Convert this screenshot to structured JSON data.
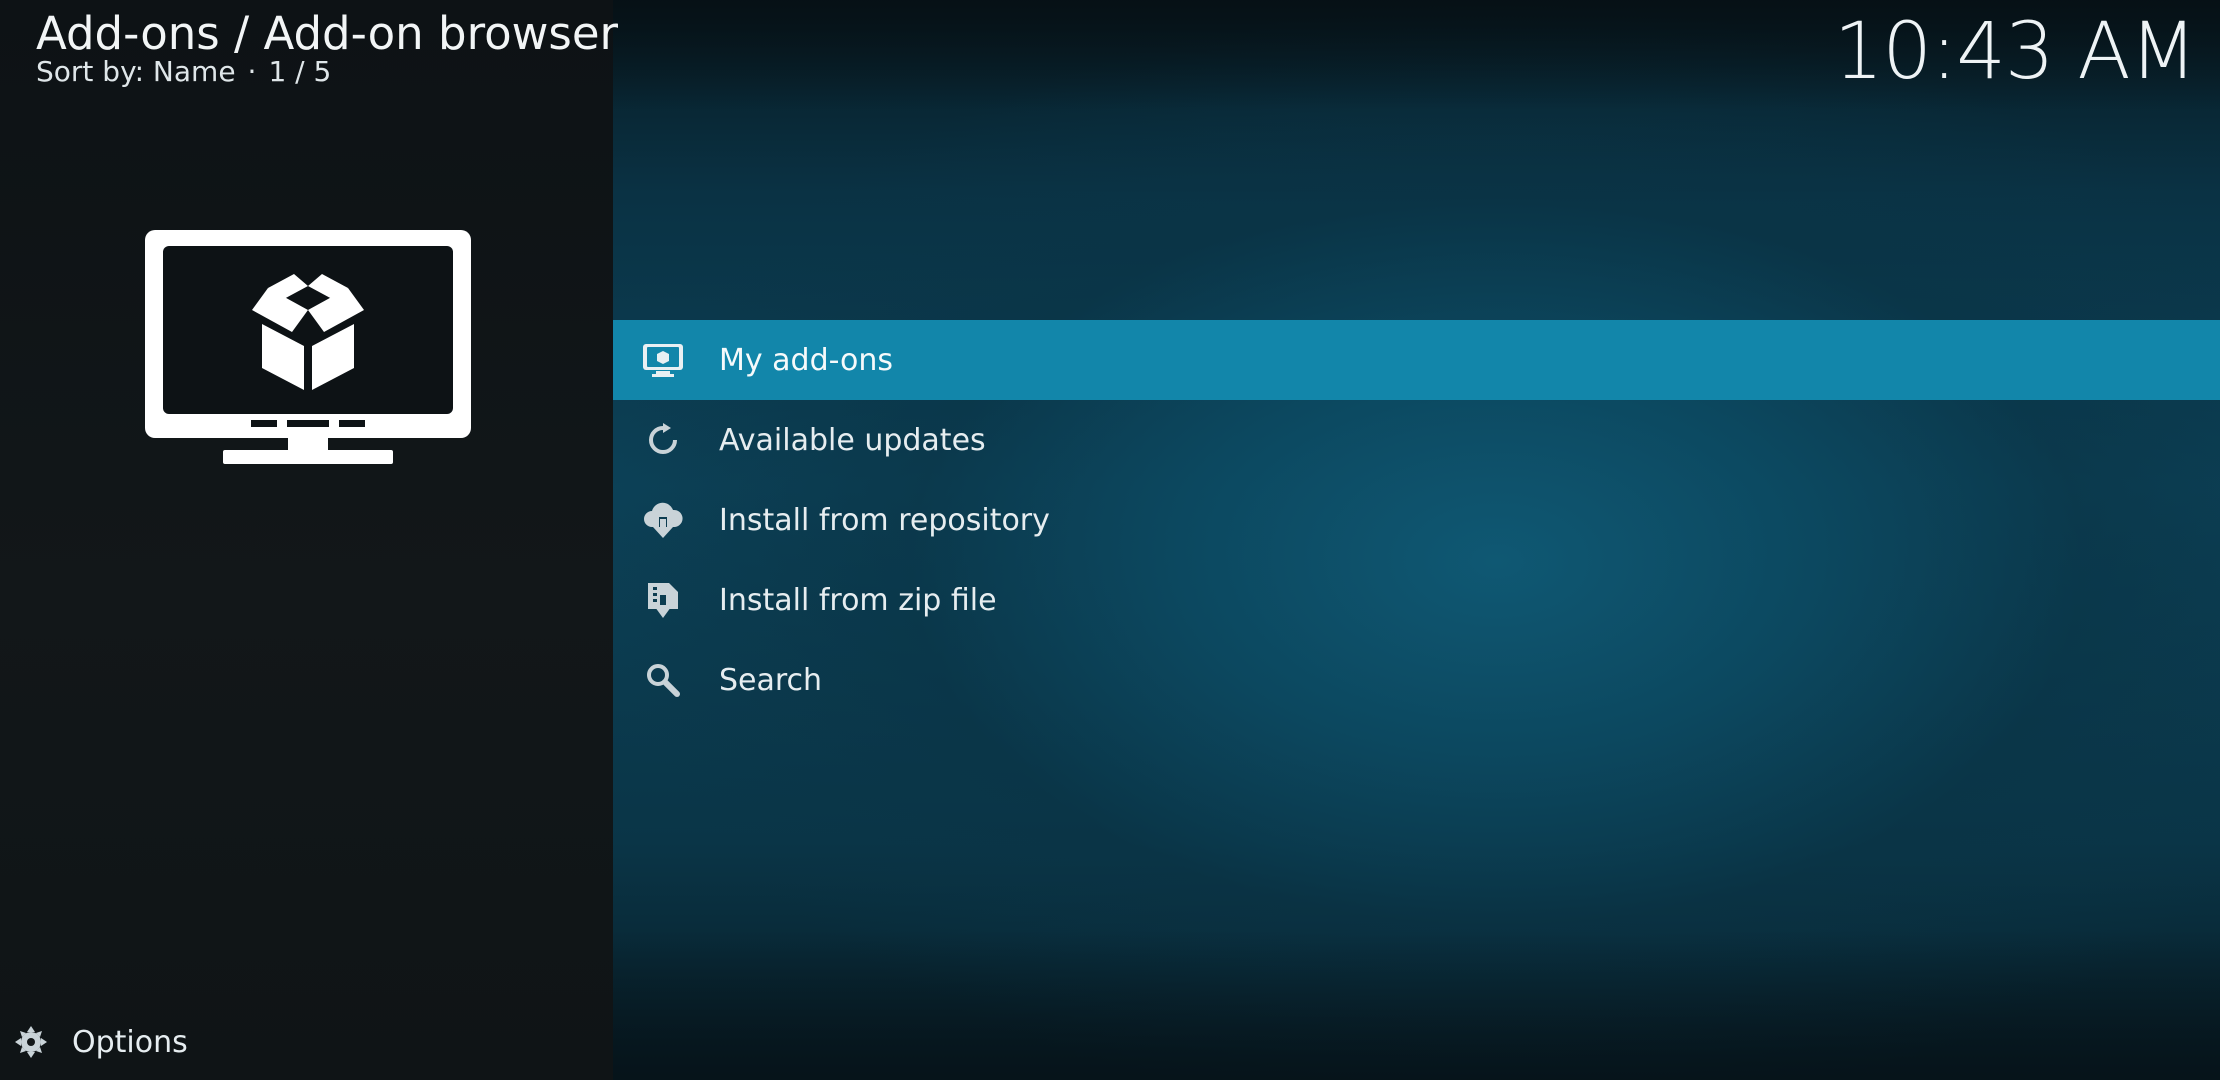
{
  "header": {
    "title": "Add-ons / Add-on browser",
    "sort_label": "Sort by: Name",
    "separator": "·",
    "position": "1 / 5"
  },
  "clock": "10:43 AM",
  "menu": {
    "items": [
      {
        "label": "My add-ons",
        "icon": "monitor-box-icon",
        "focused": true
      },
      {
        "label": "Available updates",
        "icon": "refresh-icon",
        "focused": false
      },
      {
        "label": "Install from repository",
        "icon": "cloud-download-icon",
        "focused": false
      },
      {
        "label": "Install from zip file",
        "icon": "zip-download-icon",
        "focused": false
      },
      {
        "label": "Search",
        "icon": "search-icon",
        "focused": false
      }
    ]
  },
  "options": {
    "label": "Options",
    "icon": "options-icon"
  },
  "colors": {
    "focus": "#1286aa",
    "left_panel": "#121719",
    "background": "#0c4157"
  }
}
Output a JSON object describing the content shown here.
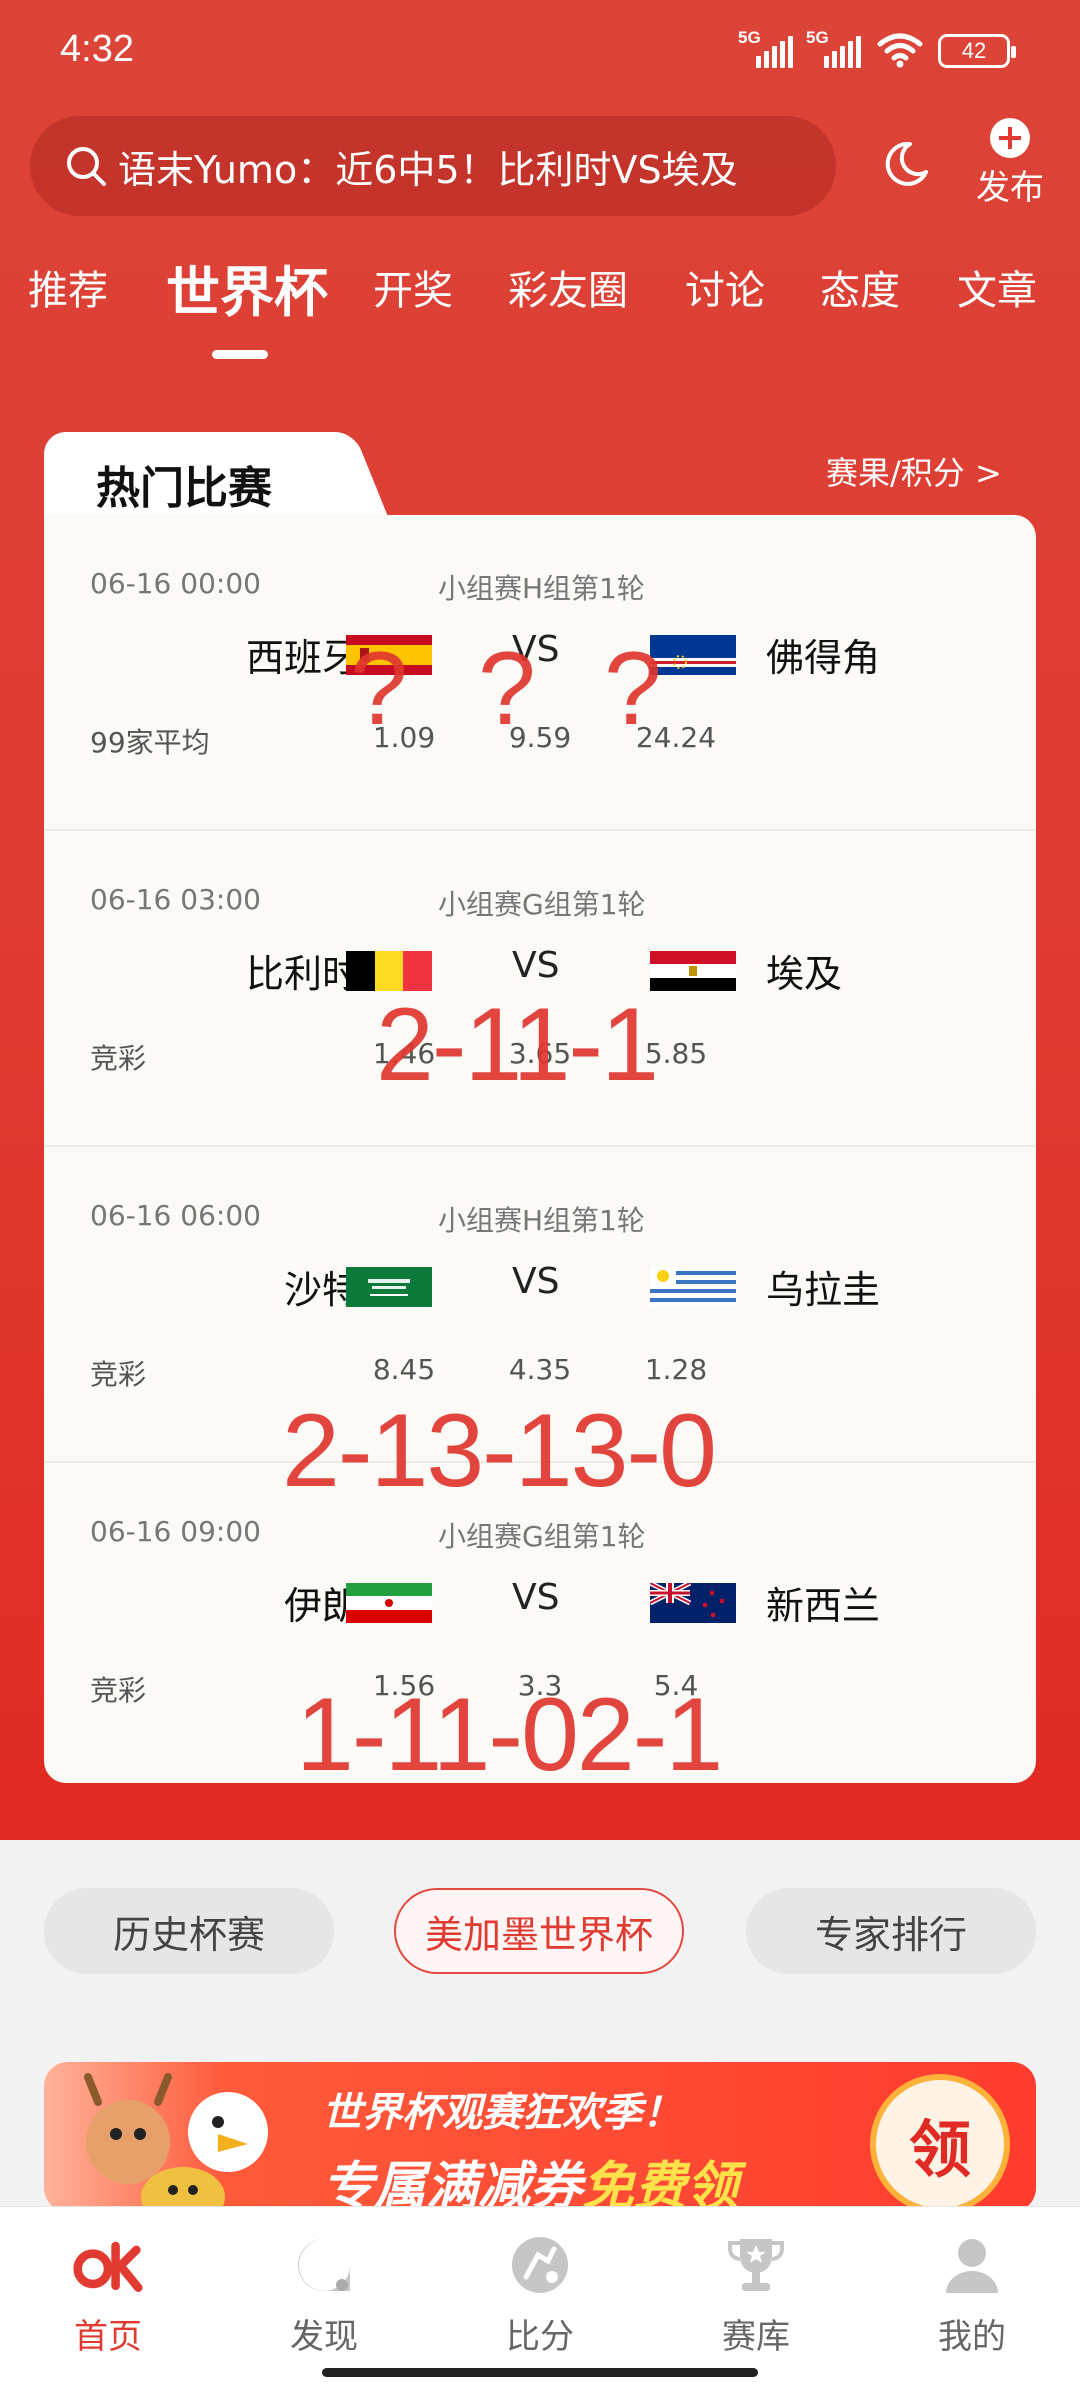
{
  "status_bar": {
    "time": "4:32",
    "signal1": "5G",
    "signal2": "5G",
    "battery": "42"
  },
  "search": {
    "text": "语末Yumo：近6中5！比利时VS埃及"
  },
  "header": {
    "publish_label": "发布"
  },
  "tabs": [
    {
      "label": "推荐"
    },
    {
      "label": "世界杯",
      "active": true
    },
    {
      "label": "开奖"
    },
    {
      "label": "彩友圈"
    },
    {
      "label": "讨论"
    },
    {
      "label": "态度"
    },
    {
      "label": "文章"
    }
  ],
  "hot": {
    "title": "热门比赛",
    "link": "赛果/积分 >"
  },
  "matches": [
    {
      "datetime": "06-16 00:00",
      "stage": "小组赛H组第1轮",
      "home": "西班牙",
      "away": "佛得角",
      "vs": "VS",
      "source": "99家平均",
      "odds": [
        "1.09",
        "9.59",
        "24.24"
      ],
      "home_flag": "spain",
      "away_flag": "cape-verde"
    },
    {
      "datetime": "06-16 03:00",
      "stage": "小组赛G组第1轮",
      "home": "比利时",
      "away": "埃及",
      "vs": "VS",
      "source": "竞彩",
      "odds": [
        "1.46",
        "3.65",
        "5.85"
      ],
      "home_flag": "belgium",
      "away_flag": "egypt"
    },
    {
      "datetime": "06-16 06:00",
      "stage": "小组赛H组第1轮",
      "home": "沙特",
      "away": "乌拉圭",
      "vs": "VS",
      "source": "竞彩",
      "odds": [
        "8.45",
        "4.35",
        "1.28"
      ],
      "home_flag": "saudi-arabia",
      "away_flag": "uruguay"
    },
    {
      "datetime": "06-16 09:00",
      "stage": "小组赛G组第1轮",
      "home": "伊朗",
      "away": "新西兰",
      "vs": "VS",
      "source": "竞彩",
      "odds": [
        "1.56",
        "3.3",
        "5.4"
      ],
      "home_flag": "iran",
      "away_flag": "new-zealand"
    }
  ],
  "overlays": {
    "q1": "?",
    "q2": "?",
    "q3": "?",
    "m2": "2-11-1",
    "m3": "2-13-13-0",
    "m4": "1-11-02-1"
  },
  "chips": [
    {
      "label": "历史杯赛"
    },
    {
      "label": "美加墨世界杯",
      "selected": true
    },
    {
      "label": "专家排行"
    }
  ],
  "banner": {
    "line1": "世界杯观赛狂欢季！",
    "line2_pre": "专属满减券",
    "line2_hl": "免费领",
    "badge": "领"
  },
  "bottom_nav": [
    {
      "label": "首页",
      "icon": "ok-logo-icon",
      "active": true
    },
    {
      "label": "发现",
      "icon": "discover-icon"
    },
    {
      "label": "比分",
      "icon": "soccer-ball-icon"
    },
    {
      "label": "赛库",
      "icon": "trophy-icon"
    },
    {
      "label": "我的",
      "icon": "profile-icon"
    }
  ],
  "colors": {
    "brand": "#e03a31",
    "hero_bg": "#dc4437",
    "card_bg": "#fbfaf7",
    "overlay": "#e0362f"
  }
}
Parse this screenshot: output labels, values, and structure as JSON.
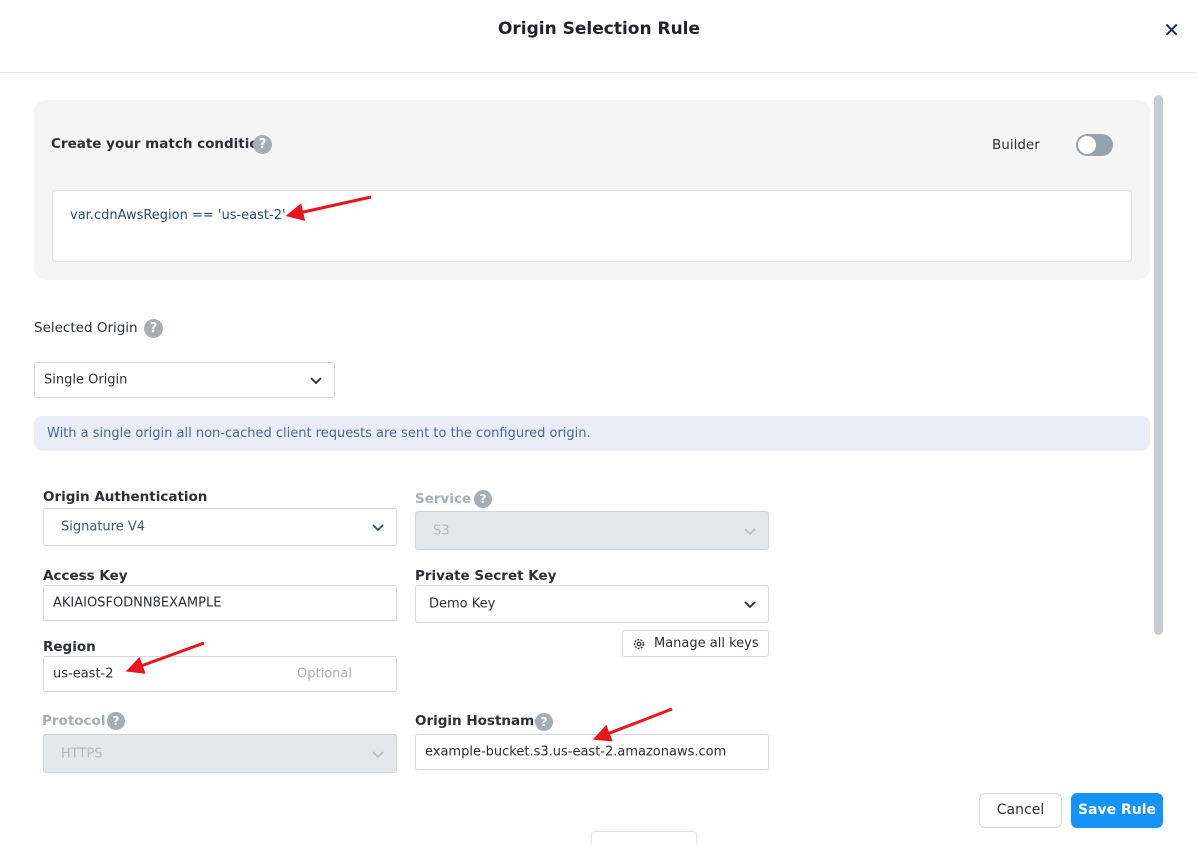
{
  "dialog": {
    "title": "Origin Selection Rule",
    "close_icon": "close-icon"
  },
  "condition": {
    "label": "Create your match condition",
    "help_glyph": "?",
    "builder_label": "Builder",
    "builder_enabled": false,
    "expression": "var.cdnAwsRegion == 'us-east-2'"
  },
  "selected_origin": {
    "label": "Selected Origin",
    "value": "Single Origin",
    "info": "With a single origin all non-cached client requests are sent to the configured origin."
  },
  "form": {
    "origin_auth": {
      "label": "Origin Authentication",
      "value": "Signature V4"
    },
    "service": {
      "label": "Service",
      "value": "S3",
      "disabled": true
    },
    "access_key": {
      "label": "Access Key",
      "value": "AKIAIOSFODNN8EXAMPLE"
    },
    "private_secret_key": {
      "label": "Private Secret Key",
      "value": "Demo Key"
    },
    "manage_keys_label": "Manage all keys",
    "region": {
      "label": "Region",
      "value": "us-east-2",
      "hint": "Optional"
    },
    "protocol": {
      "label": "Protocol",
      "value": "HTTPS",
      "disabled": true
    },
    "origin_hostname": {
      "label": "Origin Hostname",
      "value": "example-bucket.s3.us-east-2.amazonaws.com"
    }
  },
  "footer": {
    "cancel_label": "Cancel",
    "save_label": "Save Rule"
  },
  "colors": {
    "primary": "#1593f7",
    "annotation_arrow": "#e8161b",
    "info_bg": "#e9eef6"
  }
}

* [Exercise brief]
Quote every line word for word and keep the images out of the copy.

* [Full output]
Convert this screenshot to structured JSON data.
{
  "header": {
    "title": "Add-ons / Add-on browser",
    "sort_label": "Sort by: Name",
    "separator": "·",
    "position": "1 / 5"
  },
  "clock": "10:43 AM",
  "menu": {
    "items": [
      {
        "label": "My add-ons",
        "icon": "monitor-box-icon",
        "focused": true
      },
      {
        "label": "Available updates",
        "icon": "refresh-icon",
        "focused": false
      },
      {
        "label": "Install from repository",
        "icon": "cloud-download-icon",
        "focused": false
      },
      {
        "label": "Install from zip file",
        "icon": "zip-download-icon",
        "focused": false
      },
      {
        "label": "Search",
        "icon": "search-icon",
        "focused": false
      }
    ]
  },
  "options": {
    "label": "Options",
    "icon": "options-icon"
  },
  "colors": {
    "focus": "#1286aa",
    "left_panel": "#121719",
    "background": "#0c4157"
  }
}
Output a JSON object describing the content shown here.
{
  "status_bar": {
    "time": "4:32",
    "signal1": "5G",
    "signal2": "5G",
    "battery": "42"
  },
  "search": {
    "text": "语末Yumo：近6中5！比利时VS埃及"
  },
  "header": {
    "publish_label": "发布"
  },
  "tabs": [
    {
      "label": "推荐"
    },
    {
      "label": "世界杯",
      "active": true
    },
    {
      "label": "开奖"
    },
    {
      "label": "彩友圈"
    },
    {
      "label": "讨论"
    },
    {
      "label": "态度"
    },
    {
      "label": "文章"
    }
  ],
  "hot": {
    "title": "热门比赛",
    "link": "赛果/积分 >"
  },
  "matches": [
    {
      "datetime": "06-16 00:00",
      "stage": "小组赛H组第1轮",
      "home": "西班牙",
      "away": "佛得角",
      "vs": "VS",
      "source": "99家平均",
      "odds": [
        "1.09",
        "9.59",
        "24.24"
      ],
      "home_flag": "spain",
      "away_flag": "cape-verde"
    },
    {
      "datetime": "06-16 03:00",
      "stage": "小组赛G组第1轮",
      "home": "比利时",
      "away": "埃及",
      "vs": "VS",
      "source": "竞彩",
      "odds": [
        "1.46",
        "3.65",
        "5.85"
      ],
      "home_flag": "belgium",
      "away_flag": "egypt"
    },
    {
      "datetime": "06-16 06:00",
      "stage": "小组赛H组第1轮",
      "home": "沙特",
      "away": "乌拉圭",
      "vs": "VS",
      "source": "竞彩",
      "odds": [
        "8.45",
        "4.35",
        "1.28"
      ],
      "home_flag": "saudi-arabia",
      "away_flag": "uruguay"
    },
    {
      "datetime": "06-16 09:00",
      "stage": "小组赛G组第1轮",
      "home": "伊朗",
      "away": "新西兰",
      "vs": "VS",
      "source": "竞彩",
      "odds": [
        "1.56",
        "3.3",
        "5.4"
      ],
      "home_flag": "iran",
      "away_flag": "new-zealand"
    }
  ],
  "overlays": {
    "q1": "?",
    "q2": "?",
    "q3": "?",
    "m2": "2-11-1",
    "m3": "2-13-13-0",
    "m4": "1-11-02-1"
  },
  "chips": [
    {
      "label": "历史杯赛"
    },
    {
      "label": "美加墨世界杯",
      "selected": true
    },
    {
      "label": "专家排行"
    }
  ],
  "banner": {
    "line1": "世界杯观赛狂欢季！",
    "line2_pre": "专属满减券",
    "line2_hl": "免费领",
    "badge": "领"
  },
  "bottom_nav": [
    {
      "label": "首页",
      "icon": "ok-logo-icon",
      "active": true
    },
    {
      "label": "发现",
      "icon": "discover-icon"
    },
    {
      "label": "比分",
      "icon": "soccer-ball-icon"
    },
    {
      "label": "赛库",
      "icon": "trophy-icon"
    },
    {
      "label": "我的",
      "icon": "profile-icon"
    }
  ],
  "colors": {
    "brand": "#e03a31",
    "hero_bg": "#dc4437",
    "card_bg": "#fbfaf7",
    "overlay": "#e0362f"
  }
}
Parse this screenshot: output labels, values, and structure as JSON.
{
  "dialog": {
    "title": "Origin Selection Rule",
    "close_icon": "close-icon"
  },
  "condition": {
    "label": "Create your match condition",
    "help_glyph": "?",
    "builder_label": "Builder",
    "builder_enabled": false,
    "expression": "var.cdnAwsRegion == 'us-east-2'"
  },
  "selected_origin": {
    "label": "Selected Origin",
    "value": "Single Origin",
    "info": "With a single origin all non-cached client requests are sent to the configured origin."
  },
  "form": {
    "origin_auth": {
      "label": "Origin Authentication",
      "value": "Signature V4"
    },
    "service": {
      "label": "Service",
      "value": "S3",
      "disabled": true
    },
    "access_key": {
      "label": "Access Key",
      "value": "AKIAIOSFODNN8EXAMPLE"
    },
    "private_secret_key": {
      "label": "Private Secret Key",
      "value": "Demo Key"
    },
    "manage_keys_label": "Manage all keys",
    "region": {
      "label": "Region",
      "value": "us-east-2",
      "hint": "Optional"
    },
    "protocol": {
      "label": "Protocol",
      "value": "HTTPS",
      "disabled": true
    },
    "origin_hostname": {
      "label": "Origin Hostname",
      "value": "example-bucket.s3.us-east-2.amazonaws.com"
    }
  },
  "footer": {
    "cancel_label": "Cancel",
    "save_label": "Save Rule"
  },
  "colors": {
    "primary": "#1593f7",
    "annotation_arrow": "#e8161b",
    "info_bg": "#e9eef6"
  }
}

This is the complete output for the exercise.